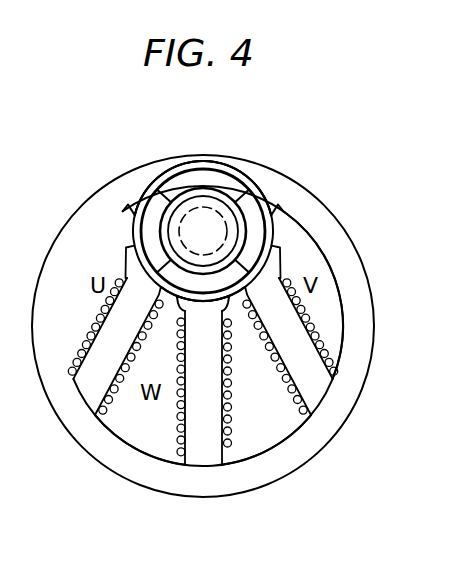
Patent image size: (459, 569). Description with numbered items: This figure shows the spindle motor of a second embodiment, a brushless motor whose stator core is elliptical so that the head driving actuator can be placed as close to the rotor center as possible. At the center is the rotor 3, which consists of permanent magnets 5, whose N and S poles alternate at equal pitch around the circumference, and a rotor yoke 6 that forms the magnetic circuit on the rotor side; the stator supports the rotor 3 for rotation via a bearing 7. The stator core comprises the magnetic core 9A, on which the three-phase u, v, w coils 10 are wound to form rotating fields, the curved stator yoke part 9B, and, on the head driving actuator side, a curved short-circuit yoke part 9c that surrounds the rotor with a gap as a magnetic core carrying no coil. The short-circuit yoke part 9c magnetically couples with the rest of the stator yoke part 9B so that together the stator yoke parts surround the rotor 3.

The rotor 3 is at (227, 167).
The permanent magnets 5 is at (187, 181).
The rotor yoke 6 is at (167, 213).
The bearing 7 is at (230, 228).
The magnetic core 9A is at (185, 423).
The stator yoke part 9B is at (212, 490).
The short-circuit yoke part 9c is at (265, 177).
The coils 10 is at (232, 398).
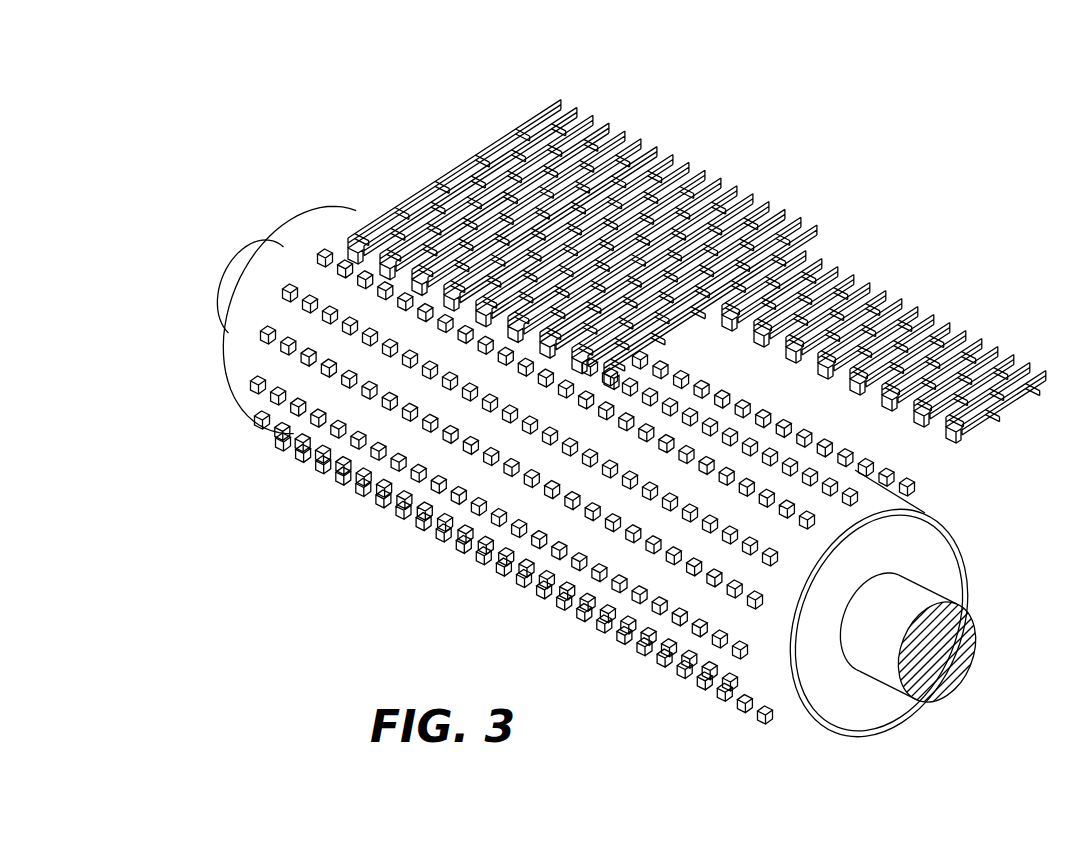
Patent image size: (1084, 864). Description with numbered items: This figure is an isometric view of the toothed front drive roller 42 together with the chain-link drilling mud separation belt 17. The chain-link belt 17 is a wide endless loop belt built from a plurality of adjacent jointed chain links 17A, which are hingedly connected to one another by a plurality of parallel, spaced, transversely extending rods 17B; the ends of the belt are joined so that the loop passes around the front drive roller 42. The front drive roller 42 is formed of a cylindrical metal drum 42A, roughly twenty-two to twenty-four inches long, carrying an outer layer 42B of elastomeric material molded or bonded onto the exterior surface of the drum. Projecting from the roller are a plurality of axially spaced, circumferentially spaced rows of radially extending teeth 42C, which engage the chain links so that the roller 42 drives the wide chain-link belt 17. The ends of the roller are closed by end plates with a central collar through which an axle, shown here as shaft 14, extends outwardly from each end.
+-------+
Extract every line of text from the data above without changing a word, and leave the pictures out of your answer.

Patent image size: (459, 569). Description with numbered items: This figure shows the spindle motor of a second embodiment, a brushless motor whose stator core is elliptical so that the head driving actuator can be placed as close to the rotor center as possible. At the center is the rotor 3, which consists of permanent magnets 5, whose N and S poles alternate at equal pitch around the circumference, and a rotor yoke 6 that forms the magnetic circuit on the rotor side; the stator supports the rotor 3 for rotation via a bearing 7. The stator core comprises the magnetic core 9A, on which the three-phase u, v, w coils 10 are wound to form rotating fields, the curved stator yoke part 9B, and, on the head driving actuator side, a curved short-circuit yoke part 9c that surrounds the rotor with a gap as a magnetic core carrying no coil. The short-circuit yoke part 9c magnetically couples with the rest of the stator yoke part 9B so that together the stator yoke parts surround the rotor 3.

The rotor 3 is at (227, 167).
The permanent magnets 5 is at (187, 181).
The rotor yoke 6 is at (167, 213).
The bearing 7 is at (230, 228).
The magnetic core 9A is at (185, 423).
The stator yoke part 9B is at (212, 490).
The short-circuit yoke part 9c is at (265, 177).
The coils 10 is at (232, 398).
Patent image size: (1084, 864). Description with numbered items: This figure is an isometric view of the toothed front drive roller 42 together with the chain-link drilling mud separation belt 17. The chain-link belt 17 is a wide endless loop belt built from a plurality of adjacent jointed chain links 17A, which are hingedly connected to one another by a plurality of parallel, spaced, transversely extending rods 17B; the ends of the belt are joined so that the loop passes around the front drive roller 42. The front drive roller 42 is formed of a cylindrical metal drum 42A, roughly twenty-two to twenty-four inches long, carrying an outer layer 42B of elastomeric material molded or bonded onto the exterior surface of the drum. Projecting from the roller are a plurality of axially spaced, circumferentially spaced rows of radially extending teeth 42C, which engage the chain links so that the roller 42 drives the wide chain-link belt 17. The ends of the roller are closed by end plates with a central collar through which an axle, shown here as shaft 14, extends outwardly from each end.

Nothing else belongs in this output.